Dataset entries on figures

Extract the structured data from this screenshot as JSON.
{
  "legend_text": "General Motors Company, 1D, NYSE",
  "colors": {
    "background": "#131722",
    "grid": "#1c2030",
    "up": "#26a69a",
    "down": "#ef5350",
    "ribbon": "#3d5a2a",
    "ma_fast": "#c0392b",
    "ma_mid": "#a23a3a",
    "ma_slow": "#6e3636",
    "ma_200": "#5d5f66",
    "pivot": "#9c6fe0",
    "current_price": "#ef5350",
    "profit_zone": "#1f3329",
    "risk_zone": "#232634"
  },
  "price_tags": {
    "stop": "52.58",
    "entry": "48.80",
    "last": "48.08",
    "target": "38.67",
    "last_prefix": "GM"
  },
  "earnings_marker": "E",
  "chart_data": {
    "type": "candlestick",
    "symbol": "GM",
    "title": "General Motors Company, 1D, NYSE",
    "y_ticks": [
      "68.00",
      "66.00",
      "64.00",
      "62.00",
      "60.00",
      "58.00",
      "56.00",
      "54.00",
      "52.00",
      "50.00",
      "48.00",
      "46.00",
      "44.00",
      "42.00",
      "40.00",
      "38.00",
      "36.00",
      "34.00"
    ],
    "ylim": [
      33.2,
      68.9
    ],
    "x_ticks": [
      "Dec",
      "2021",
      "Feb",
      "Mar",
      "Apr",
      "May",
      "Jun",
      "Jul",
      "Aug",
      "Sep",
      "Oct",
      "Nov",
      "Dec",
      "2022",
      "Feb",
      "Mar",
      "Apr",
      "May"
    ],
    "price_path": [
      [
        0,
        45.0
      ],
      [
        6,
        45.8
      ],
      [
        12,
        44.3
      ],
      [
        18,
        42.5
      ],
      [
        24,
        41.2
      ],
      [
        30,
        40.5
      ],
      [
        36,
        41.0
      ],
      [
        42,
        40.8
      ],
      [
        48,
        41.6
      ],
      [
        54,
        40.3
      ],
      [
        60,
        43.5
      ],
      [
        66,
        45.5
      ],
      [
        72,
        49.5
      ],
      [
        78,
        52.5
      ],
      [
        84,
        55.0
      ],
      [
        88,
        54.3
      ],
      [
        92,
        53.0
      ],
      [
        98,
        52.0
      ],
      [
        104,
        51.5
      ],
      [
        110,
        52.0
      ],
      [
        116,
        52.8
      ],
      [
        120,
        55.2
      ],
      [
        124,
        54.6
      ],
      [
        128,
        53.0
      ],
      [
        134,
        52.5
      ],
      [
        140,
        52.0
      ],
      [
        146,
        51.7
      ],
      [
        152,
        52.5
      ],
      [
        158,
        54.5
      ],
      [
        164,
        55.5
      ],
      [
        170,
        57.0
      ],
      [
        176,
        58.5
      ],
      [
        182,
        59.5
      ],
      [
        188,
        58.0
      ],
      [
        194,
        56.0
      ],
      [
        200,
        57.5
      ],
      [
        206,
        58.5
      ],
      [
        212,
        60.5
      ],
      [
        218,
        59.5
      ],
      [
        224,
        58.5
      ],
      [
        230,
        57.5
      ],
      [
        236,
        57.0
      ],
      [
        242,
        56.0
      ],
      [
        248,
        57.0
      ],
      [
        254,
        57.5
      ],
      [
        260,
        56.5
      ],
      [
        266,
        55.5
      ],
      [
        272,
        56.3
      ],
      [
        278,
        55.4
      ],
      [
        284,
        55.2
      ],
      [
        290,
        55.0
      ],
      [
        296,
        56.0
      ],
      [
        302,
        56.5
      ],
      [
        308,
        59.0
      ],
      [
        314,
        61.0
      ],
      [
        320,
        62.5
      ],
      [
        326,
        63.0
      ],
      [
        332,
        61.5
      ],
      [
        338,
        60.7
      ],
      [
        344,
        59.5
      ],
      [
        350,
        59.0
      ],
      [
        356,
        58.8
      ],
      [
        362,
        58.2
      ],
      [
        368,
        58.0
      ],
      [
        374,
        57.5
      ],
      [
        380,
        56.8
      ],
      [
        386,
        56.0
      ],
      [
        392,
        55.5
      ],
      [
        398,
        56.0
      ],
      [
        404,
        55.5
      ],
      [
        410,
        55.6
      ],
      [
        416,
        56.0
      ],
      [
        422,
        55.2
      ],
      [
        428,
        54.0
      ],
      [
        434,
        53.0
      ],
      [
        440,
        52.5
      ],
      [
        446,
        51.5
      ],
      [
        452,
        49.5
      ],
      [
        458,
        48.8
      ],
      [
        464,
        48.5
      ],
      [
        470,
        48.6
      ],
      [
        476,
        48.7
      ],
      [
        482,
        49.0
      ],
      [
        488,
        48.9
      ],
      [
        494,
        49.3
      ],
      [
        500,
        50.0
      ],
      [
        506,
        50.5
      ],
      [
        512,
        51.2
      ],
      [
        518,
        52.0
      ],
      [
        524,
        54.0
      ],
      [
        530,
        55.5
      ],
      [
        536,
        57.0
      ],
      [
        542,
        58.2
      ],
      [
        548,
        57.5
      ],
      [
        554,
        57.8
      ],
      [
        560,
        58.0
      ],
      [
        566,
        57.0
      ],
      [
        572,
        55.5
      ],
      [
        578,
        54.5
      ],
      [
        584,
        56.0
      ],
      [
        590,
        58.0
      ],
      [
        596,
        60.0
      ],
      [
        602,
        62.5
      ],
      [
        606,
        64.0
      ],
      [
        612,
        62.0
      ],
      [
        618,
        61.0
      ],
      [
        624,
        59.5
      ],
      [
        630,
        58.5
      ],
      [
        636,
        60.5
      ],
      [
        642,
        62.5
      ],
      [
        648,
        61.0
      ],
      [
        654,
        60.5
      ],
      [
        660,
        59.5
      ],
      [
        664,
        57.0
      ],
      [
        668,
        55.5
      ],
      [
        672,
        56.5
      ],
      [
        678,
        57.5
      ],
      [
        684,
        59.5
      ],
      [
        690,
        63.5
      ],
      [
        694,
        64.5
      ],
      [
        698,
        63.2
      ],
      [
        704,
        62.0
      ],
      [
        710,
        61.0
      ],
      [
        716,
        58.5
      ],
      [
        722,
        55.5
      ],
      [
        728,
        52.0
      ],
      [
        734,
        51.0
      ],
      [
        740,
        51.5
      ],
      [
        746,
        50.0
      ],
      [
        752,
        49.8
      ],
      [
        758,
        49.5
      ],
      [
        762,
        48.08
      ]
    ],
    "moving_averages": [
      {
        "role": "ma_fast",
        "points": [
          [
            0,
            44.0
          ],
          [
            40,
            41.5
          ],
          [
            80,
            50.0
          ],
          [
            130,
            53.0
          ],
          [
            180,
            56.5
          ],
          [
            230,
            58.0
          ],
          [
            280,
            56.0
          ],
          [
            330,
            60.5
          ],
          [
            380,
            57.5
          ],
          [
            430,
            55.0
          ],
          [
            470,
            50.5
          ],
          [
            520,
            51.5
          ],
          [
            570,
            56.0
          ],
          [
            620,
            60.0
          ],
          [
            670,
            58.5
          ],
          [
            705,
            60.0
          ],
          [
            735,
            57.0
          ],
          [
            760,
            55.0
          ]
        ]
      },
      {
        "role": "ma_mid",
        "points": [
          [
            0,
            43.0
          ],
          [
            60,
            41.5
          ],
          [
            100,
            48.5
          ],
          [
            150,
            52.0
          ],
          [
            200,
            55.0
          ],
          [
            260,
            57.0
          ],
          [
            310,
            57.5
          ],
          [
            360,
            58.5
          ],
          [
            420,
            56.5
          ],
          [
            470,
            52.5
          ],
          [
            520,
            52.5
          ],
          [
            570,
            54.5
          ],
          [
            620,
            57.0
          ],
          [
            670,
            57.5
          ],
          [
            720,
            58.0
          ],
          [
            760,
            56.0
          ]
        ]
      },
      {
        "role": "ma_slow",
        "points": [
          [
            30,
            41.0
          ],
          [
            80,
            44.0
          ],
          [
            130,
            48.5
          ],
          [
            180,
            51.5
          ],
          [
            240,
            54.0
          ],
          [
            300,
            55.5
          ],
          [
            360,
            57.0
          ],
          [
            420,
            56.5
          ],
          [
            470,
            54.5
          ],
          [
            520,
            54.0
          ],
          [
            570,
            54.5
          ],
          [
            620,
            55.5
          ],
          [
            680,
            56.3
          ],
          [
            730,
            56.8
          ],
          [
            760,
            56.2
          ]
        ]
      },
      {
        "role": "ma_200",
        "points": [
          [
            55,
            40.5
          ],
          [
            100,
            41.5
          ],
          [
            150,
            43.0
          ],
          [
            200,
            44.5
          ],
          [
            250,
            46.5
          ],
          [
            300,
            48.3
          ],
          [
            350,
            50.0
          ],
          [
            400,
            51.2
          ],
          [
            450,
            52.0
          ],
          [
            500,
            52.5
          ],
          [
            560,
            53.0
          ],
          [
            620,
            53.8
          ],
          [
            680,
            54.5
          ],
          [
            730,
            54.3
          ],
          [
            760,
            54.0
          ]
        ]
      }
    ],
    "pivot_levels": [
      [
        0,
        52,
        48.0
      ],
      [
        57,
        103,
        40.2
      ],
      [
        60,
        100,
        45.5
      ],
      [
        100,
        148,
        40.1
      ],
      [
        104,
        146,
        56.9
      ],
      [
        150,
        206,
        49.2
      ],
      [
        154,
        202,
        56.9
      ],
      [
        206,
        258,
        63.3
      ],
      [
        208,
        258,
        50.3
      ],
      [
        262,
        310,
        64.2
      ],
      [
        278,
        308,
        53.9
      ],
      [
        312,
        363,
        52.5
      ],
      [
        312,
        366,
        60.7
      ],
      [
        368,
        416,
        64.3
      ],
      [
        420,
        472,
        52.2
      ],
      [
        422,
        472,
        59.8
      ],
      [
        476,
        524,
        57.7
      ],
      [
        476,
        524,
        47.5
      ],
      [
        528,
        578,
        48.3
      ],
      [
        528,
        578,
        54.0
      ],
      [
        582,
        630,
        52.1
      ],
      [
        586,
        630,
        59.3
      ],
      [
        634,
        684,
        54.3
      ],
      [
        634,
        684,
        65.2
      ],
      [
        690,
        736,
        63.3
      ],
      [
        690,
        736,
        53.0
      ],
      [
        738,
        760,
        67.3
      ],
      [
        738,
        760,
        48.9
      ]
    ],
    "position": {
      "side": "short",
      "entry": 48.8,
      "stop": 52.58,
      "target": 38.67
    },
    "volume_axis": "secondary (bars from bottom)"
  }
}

* **Task statement**
Show the lines of the data that hold the word "Company".

* **Solution to this exercise**
  "legend_text": "General Motors Company, 1D, NYSE",
    "title": "General Motors Company, 1D, NYSE",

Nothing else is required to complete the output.